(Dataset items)
Start
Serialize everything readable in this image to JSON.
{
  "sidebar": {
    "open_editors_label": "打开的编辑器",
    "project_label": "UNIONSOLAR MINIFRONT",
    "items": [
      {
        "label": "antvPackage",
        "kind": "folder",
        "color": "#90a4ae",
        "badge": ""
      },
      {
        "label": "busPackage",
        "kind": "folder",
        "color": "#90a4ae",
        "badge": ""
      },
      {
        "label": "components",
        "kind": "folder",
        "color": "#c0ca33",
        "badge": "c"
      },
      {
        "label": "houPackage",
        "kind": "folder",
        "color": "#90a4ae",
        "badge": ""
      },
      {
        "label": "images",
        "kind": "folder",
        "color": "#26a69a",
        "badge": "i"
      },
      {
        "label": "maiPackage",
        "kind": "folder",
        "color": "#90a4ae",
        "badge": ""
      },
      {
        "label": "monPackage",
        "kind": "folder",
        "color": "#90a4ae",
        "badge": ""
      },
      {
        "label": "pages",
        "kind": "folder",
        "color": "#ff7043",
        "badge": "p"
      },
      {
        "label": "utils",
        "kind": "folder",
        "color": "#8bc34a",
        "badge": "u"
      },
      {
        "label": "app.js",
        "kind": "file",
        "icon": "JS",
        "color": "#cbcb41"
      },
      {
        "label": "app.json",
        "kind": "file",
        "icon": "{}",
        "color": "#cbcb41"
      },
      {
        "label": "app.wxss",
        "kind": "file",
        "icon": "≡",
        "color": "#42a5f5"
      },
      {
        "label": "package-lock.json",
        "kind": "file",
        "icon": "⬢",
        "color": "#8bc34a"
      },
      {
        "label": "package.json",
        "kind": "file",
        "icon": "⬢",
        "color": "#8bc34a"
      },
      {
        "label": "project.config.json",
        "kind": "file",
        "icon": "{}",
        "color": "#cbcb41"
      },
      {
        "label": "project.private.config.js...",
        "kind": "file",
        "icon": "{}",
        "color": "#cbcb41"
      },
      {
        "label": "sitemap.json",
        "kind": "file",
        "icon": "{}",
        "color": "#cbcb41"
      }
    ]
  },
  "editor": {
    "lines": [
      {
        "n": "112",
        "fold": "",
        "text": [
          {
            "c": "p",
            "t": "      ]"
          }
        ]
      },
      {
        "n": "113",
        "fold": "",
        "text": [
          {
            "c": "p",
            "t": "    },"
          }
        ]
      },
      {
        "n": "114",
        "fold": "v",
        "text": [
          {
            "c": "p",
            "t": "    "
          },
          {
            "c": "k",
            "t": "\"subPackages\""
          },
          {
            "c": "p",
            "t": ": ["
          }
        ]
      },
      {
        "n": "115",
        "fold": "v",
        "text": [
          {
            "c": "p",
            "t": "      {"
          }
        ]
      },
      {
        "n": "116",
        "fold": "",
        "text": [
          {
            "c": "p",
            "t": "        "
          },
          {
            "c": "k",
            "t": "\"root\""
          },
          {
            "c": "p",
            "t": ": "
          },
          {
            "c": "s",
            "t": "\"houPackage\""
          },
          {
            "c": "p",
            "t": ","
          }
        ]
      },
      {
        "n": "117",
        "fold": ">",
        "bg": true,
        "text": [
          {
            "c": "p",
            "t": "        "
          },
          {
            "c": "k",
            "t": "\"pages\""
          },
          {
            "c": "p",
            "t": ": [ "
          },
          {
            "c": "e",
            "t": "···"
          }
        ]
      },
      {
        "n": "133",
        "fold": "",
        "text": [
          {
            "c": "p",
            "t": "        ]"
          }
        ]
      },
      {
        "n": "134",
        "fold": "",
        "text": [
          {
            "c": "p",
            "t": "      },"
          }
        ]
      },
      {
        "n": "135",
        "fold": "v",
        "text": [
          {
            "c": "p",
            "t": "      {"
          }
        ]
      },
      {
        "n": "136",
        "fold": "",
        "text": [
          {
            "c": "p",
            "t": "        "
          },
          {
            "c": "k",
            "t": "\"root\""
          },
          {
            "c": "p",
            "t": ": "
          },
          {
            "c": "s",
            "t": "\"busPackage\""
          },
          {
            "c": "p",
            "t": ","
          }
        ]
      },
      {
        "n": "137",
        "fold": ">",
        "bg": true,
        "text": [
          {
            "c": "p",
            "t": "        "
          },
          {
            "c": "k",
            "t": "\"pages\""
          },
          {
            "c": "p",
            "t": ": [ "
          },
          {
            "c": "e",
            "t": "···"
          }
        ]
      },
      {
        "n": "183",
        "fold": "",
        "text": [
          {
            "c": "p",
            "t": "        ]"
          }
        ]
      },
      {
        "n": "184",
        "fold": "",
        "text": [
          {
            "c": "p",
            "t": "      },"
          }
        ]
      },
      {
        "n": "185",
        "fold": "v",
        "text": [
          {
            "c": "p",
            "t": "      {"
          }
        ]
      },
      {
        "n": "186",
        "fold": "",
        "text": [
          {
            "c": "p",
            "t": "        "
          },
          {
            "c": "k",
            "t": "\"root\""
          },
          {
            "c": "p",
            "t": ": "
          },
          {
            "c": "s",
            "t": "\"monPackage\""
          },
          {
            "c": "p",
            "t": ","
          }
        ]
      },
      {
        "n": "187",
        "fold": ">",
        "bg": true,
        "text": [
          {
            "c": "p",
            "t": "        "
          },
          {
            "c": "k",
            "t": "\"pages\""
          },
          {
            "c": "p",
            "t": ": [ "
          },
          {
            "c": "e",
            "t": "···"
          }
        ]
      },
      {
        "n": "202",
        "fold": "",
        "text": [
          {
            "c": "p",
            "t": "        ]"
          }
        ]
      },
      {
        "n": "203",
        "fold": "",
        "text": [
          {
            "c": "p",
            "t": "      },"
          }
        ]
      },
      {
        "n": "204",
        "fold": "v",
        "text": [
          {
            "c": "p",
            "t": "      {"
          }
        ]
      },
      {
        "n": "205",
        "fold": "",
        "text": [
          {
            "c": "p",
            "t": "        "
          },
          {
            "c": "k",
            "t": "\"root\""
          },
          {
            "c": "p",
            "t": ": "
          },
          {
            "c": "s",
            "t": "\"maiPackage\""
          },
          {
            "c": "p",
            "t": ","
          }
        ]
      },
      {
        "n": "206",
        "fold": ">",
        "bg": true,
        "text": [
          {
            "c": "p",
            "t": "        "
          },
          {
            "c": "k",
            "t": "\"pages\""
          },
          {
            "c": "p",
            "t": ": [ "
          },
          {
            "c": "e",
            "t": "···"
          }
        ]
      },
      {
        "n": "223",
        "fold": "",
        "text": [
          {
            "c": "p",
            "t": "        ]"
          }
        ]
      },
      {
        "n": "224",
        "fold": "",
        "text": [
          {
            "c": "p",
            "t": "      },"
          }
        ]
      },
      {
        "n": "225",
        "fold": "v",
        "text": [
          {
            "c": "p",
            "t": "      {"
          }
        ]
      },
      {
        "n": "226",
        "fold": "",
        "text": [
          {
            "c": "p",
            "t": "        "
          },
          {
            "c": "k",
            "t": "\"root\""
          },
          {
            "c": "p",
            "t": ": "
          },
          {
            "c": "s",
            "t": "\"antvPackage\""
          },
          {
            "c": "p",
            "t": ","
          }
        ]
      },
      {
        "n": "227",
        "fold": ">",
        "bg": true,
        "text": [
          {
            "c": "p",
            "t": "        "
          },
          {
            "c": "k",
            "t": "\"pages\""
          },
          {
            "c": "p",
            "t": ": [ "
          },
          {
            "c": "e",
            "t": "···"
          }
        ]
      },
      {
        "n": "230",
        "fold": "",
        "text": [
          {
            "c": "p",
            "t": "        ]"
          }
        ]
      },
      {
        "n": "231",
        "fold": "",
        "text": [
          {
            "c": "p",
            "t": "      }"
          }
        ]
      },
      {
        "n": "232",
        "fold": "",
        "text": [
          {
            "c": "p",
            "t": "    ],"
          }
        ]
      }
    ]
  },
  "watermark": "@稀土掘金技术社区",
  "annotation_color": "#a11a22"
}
End
**Requirement**
Find each line holding "config". Copy it out.

**Answer to the task**
        "label": "project.config.json",
        "label": "project.private.config.js...",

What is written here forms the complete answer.